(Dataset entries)
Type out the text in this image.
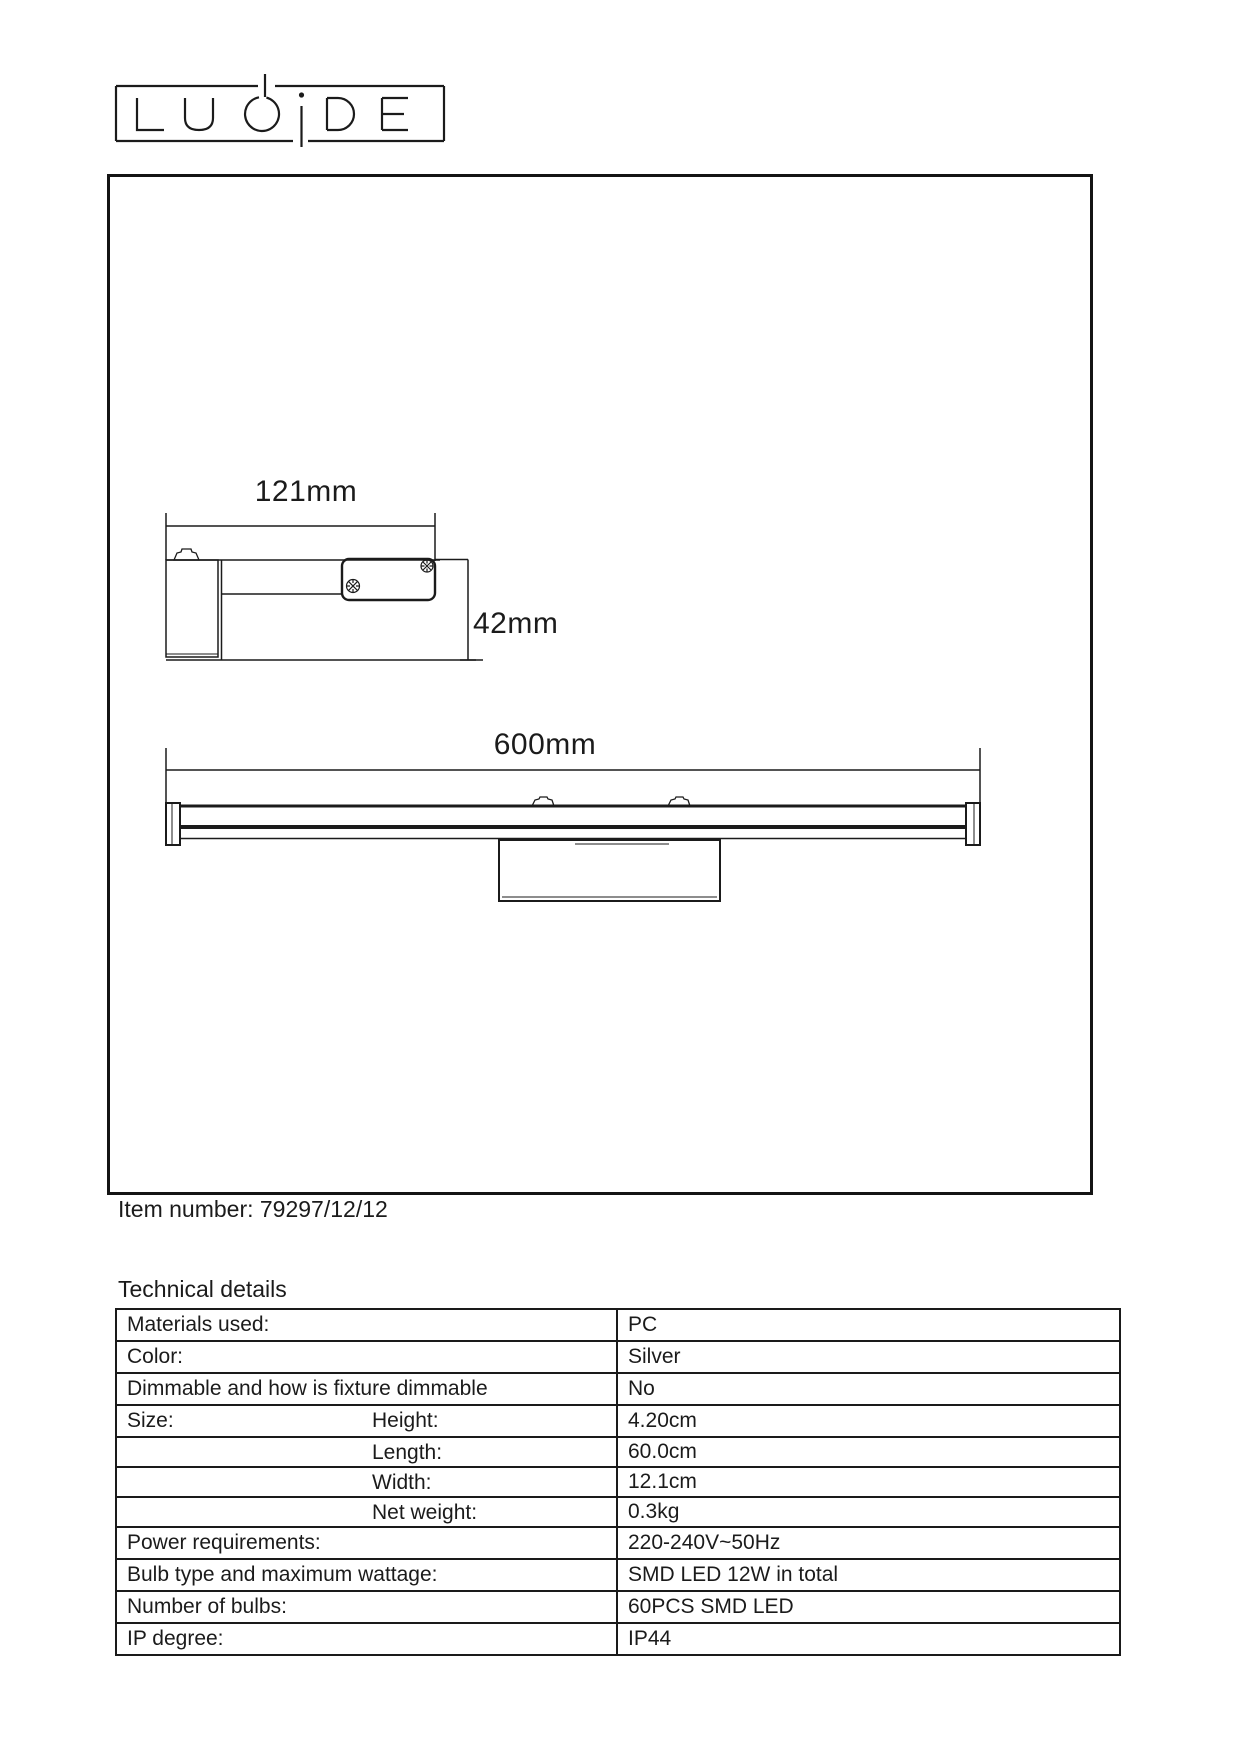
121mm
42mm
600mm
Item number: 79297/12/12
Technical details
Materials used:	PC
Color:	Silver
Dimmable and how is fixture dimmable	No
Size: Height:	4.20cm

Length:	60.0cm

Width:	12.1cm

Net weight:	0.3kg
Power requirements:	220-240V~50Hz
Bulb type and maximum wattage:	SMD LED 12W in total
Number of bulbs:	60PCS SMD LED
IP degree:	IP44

* [Direction]
The records above must be printed exactly; the pictures stay out.

* [Correct answer]
Type out the text in this image.
121mm
42mm
600mm
Item number: 79297/12/12
Technical details
Materials used:	PC
Color:	Silver
Dimmable and how is fixture dimmable	No
Size: Height:	4.20cm

Length:	60.0cm

Width:	12.1cm

Net weight:	0.3kg
Power requirements:	220-240V~50Hz
Bulb type and maximum wattage:	SMD LED 12W in total
Number of bulbs:	60PCS SMD LED
IP degree:	IP44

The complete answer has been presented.